**What you have to do:**
Copy out the complete listing, word for word.

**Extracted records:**
* * * *

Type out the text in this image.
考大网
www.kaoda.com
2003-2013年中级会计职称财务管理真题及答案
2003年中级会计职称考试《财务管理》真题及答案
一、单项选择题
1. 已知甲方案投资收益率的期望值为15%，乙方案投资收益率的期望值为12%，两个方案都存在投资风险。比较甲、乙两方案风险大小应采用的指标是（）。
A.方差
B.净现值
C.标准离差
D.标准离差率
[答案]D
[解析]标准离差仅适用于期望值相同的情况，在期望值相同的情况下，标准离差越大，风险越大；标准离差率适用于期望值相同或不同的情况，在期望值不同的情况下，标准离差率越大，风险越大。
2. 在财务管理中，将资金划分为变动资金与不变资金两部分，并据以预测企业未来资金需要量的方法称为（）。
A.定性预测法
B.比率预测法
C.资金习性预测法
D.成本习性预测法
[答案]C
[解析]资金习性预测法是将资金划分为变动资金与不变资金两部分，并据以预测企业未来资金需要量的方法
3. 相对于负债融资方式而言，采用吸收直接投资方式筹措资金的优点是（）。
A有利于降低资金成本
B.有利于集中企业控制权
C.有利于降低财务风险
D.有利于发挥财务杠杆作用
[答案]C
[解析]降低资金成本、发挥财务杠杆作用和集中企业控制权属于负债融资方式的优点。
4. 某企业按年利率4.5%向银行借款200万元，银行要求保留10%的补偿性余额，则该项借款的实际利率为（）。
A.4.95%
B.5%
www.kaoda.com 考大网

* * * *

**Exercise answer:**
Type out the text in this image.
考大网
www.kaoda.com
2003-2013年中级会计职称财务管理真题及答案
2003年中级会计职称考试《财务管理》真题及答案
一、单项选择题
1. 已知甲方案投资收益率的期望值为15%，乙方案投资收益率的期望值为12%，两个方案都存在投资风险。比较甲、乙两方案风险大小应采用的指标是（）。
A.方差
B.净现值
C.标准离差
D.标准离差率
[答案]D
[解析]标准离差仅适用于期望值相同的情况，在期望值相同的情况下，标准离差越大，风险越大；标准离差率适用于期望值相同或不同的情况，在期望值不同的情况下，标准离差率越大，风险越大。
2. 在财务管理中，将资金划分为变动资金与不变资金两部分，并据以预测企业未来资金需要量的方法称为（）。
A.定性预测法
B.比率预测法
C.资金习性预测法
D.成本习性预测法
[答案]C
[解析]资金习性预测法是将资金划分为变动资金与不变资金两部分，并据以预测企业未来资金需要量的方法
3. 相对于负债融资方式而言，采用吸收直接投资方式筹措资金的优点是（）。
A有利于降低资金成本
B.有利于集中企业控制权
C.有利于降低财务风险
D.有利于发挥财务杠杆作用
[答案]C
[解析]降低资金成本、发挥财务杠杆作用和集中企业控制权属于负债融资方式的优点。
4. 某企业按年利率4.5%向银行借款200万元，银行要求保留10%的补偿性余额，则该项借款的实际利率为（）。
A.4.95%
B.5%
www.kaoda.com 考大网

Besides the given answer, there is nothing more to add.